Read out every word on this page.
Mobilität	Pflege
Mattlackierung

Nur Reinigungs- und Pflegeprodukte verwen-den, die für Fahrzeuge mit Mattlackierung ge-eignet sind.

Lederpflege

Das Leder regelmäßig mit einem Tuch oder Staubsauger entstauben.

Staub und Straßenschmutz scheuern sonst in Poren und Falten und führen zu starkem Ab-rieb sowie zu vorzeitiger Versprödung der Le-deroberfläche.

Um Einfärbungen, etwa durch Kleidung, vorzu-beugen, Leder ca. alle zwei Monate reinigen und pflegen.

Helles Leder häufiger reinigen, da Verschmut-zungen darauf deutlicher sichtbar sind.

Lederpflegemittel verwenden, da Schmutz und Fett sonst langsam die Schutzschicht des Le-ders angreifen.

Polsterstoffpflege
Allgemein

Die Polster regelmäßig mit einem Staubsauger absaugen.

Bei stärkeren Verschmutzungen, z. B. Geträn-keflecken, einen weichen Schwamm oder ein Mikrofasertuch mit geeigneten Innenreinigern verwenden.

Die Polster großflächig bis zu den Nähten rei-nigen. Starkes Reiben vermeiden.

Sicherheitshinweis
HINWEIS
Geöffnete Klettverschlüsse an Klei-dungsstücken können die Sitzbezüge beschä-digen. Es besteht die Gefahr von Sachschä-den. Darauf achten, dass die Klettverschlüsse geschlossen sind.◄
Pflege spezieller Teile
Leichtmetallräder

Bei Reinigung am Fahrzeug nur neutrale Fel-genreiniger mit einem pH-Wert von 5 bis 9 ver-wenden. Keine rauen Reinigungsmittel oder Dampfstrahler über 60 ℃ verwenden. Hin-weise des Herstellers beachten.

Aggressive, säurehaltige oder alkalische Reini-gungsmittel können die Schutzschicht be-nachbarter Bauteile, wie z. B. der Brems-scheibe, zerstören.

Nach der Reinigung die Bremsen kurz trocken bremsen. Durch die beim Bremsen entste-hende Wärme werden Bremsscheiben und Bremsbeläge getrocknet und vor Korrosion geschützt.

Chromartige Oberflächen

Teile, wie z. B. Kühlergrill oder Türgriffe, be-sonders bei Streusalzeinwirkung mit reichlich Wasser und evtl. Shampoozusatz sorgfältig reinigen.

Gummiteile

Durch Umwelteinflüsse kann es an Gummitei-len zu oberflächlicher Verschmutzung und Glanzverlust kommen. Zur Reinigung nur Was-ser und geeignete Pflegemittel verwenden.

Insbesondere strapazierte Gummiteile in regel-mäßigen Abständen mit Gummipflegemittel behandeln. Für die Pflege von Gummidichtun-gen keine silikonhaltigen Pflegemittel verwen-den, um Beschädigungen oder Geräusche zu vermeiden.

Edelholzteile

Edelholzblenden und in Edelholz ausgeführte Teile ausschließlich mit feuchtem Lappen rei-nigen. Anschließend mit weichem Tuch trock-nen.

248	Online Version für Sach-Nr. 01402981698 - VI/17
--
→ Work to do:
Where a line above contains the string "Gummiteile", copy that line.

→ Solution to this exercise:
Gummiteile
Insbesondere strapazierte Gummiteile in regel-mäßigen Abständen mit Gummipflegemittel behandeln. Für die Pflege von Gummidichtun-gen keine silikonhaltigen Pflegemittel verwen-den, um Beschädigungen oder Geräusche zu vermeiden.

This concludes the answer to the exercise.